> **Brief**
Output all entries verbatim. Skip pictures.

> **The data**
** BEGIN **
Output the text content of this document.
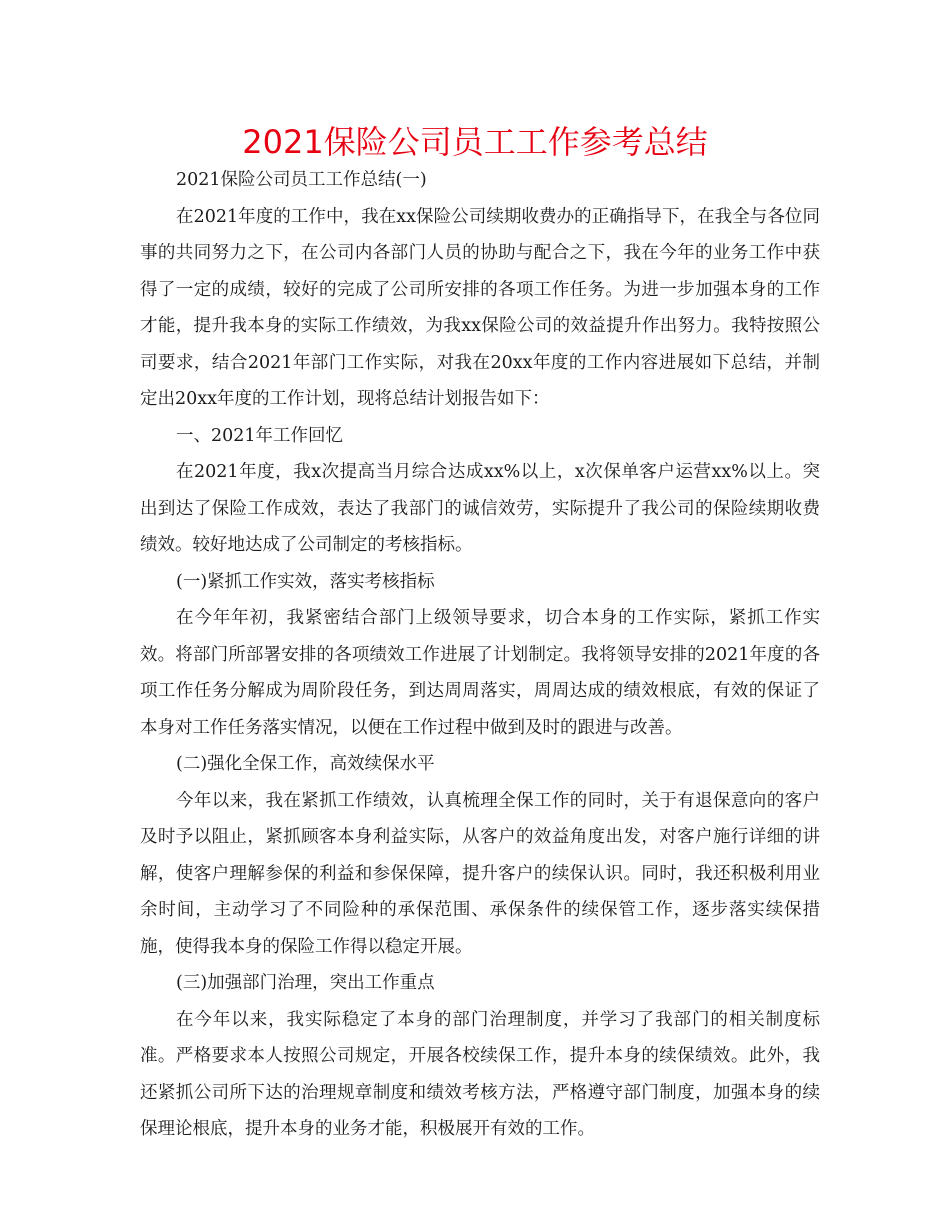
2021保险公司员工工作参考总结

2021保险公司员工工作总结(一)

在2021年度的工作中，我在xx保险公司续期收费办的正确指导下，在我全与各位同事的共同努力之下，在公司内各部门人员的协助与配合之下，我在今年的业务工作中获得了一定的成绩，较好的完成了公司所安排的各项工作任务。为进一步加强本身的工作才能，提升我本身的实际工作绩效，为我xx保险公司的效益提升作出努力。我特按照公司要求，结合2021年部门工作实际，对我在20xx年度的工作内容进展如下总结，并制定出20xx年度的工作计划，现将总结计划报告如下：

一、2021年工作回忆

在2021年度，我x次提高当月综合达成xx%以上，x次保单客户运营xx%以上。突出到达了保险工作成效，表达了我部门的诚信效劳，实际提升了我公司的保险续期收费绩效。较好地达成了公司制定的考核指标。

(一)紧抓工作实效，落实考核指标

在今年年初，我紧密结合部门上级领导要求，切合本身的工作实际，紧抓工作实效。将部门所部署安排的各项绩效工作进展了计划制定。我将领导安排的2021年度的各项工作任务分解成为周阶段任务，到达周周落实，周周达成的绩效根底，有效的保证了本身对工作任务落实情况，以便在工作过程中做到及时的跟进与改善。

(二)强化全保工作，高效续保水平

今年以来，我在紧抓工作绩效，认真梳理全保工作的同时，关于有退保意向的客户及时予以阻止，紧抓顾客本身利益实际，从客户的效益角度出发，对客户施行详细的讲解，使客户理解参保的利益和参保保障，提升客户的续保认识。同时，我还积极利用业余时间，主动学习了不同险种的承保范围、承保条件的续保管工作，逐步落实续保措施，使得我本身的保险工作得以稳定开展。

(三)加强部门治理，突出工作重点

在今年以来，我实际稳定了本身的部门治理制度，并学习了我部门的相关制度标准。严格要求本人按照公司规定，开展各校续保工作，提升本身的续保绩效。此外，我还紧抓公司所下达的治理规章制度和绩效考核方法，严格遵守部门制度，加强本身的续保理论根底，提升本身的业务才能，积极展开有效的工作。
** END **
> **Response to this exercise**
Output the text content of this document.
2021保险公司员工工作参考总结

2021保险公司员工工作总结(一)

在2021年度的工作中，我在xx保险公司续期收费办的正确指导下，在我全与各位同事的共同努力之下，在公司内各部门人员的协助与配合之下，我在今年的业务工作中获得了一定的成绩，较好的完成了公司所安排的各项工作任务。为进一步加强本身的工作才能，提升我本身的实际工作绩效，为我xx保险公司的效益提升作出努力。我特按照公司要求，结合2021年部门工作实际，对我在20xx年度的工作内容进展如下总结，并制定出20xx年度的工作计划，现将总结计划报告如下：

一、2021年工作回忆

在2021年度，我x次提高当月综合达成xx%以上，x次保单客户运营xx%以上。突出到达了保险工作成效，表达了我部门的诚信效劳，实际提升了我公司的保险续期收费绩效。较好地达成了公司制定的考核指标。

(一)紧抓工作实效，落实考核指标

在今年年初，我紧密结合部门上级领导要求，切合本身的工作实际，紧抓工作实效。将部门所部署安排的各项绩效工作进展了计划制定。我将领导安排的2021年度的各项工作任务分解成为周阶段任务，到达周周落实，周周达成的绩效根底，有效的保证了本身对工作任务落实情况，以便在工作过程中做到及时的跟进与改善。

(二)强化全保工作，高效续保水平

今年以来，我在紧抓工作绩效，认真梳理全保工作的同时，关于有退保意向的客户及时予以阻止，紧抓顾客本身利益实际，从客户的效益角度出发，对客户施行详细的讲解，使客户理解参保的利益和参保保障，提升客户的续保认识。同时，我还积极利用业余时间，主动学习了不同险种的承保范围、承保条件的续保管工作，逐步落实续保措施，使得我本身的保险工作得以稳定开展。

(三)加强部门治理，突出工作重点

在今年以来，我实际稳定了本身的部门治理制度，并学习了我部门的相关制度标准。严格要求本人按照公司规定，开展各校续保工作，提升本身的续保绩效。此外，我还紧抓公司所下达的治理规章制度和绩效考核方法，严格遵守部门制度，加强本身的续保理论根底，提升本身的业务才能，积极展开有效的工作。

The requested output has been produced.